[START OF MATERIAL SUPPLIED]
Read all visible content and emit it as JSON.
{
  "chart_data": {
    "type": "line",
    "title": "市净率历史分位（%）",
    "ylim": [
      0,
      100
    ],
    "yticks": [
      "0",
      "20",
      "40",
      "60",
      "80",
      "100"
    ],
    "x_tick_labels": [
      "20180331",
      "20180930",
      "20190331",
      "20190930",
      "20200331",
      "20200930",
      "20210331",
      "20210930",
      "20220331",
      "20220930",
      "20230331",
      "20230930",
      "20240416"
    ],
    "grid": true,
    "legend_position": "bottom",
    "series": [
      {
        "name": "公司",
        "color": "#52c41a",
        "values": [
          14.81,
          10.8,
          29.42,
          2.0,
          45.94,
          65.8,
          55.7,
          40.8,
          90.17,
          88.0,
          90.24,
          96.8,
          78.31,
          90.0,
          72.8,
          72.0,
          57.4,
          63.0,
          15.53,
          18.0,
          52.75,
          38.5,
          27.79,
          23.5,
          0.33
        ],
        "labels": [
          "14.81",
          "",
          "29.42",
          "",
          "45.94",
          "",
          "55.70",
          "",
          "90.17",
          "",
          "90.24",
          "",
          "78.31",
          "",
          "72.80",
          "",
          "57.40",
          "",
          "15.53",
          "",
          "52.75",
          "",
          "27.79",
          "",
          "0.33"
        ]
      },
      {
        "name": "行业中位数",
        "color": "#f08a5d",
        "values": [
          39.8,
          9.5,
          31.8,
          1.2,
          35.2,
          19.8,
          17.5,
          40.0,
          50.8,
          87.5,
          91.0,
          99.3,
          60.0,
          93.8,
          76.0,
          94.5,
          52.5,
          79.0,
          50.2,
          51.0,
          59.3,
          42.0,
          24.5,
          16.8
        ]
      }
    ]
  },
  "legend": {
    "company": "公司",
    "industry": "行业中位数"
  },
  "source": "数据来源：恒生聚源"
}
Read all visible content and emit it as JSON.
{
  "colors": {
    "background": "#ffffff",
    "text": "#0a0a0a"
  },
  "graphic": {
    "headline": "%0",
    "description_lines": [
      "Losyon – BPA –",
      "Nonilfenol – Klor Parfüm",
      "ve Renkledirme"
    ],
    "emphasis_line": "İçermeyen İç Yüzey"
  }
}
[END OF MATERIAL SUPPLIED]
TASK INSTRUCTIONS: Transcribe the records above exactly as they appear.

PROBLEM SOLUTION:
Read all visible content and emit it as JSON.
{
  "chart_data": {
    "type": "line",
    "title": "市净率历史分位（%）",
    "ylim": [
      0,
      100
    ],
    "yticks": [
      "0",
      "20",
      "40",
      "60",
      "80",
      "100"
    ],
    "x_tick_labels": [
      "20180331",
      "20180930",
      "20190331",
      "20190930",
      "20200331",
      "20200930",
      "20210331",
      "20210930",
      "20220331",
      "20220930",
      "20230331",
      "20230930",
      "20240416"
    ],
    "grid": true,
    "legend_position": "bottom",
    "series": [
      {
        "name": "公司",
        "color": "#52c41a",
        "values": [
          14.81,
          10.8,
          29.42,
          2.0,
          45.94,
          65.8,
          55.7,
          40.8,
          90.17,
          88.0,
          90.24,
          96.8,
          78.31,
          90.0,
          72.8,
          72.0,
          57.4,
          63.0,
          15.53,
          18.0,
          52.75,
          38.5,
          27.79,
          23.5,
          0.33
        ],
        "labels": [
          "14.81",
          "",
          "29.42",
          "",
          "45.94",
          "",
          "55.70",
          "",
          "90.17",
          "",
          "90.24",
          "",
          "78.31",
          "",
          "72.80",
          "",
          "57.40",
          "",
          "15.53",
          "",
          "52.75",
          "",
          "27.79",
          "",
          "0.33"
        ]
      },
      {
        "name": "行业中位数",
        "color": "#f08a5d",
        "values": [
          39.8,
          9.5,
          31.8,
          1.2,
          35.2,
          19.8,
          17.5,
          40.0,
          50.8,
          87.5,
          91.0,
          99.3,
          60.0,
          93.8,
          76.0,
          94.5,
          52.5,
          79.0,
          50.2,
          51.0,
          59.3,
          42.0,
          24.5,
          16.8
        ]
      }
    ]
  },
  "legend": {
    "company": "公司",
    "industry": "行业中位数"
  },
  "source": "数据来源：恒生聚源"
}
Read all visible content and emit it as JSON.
{
  "colors": {
    "background": "#ffffff",
    "text": "#0a0a0a"
  },
  "graphic": {
    "headline": "%0",
    "description_lines": [
      "Losyon – BPA –",
      "Nonilfenol – Klor Parfüm",
      "ve Renkledirme"
    ],
    "emphasis_line": "İçermeyen İç Yüzey"
  }
}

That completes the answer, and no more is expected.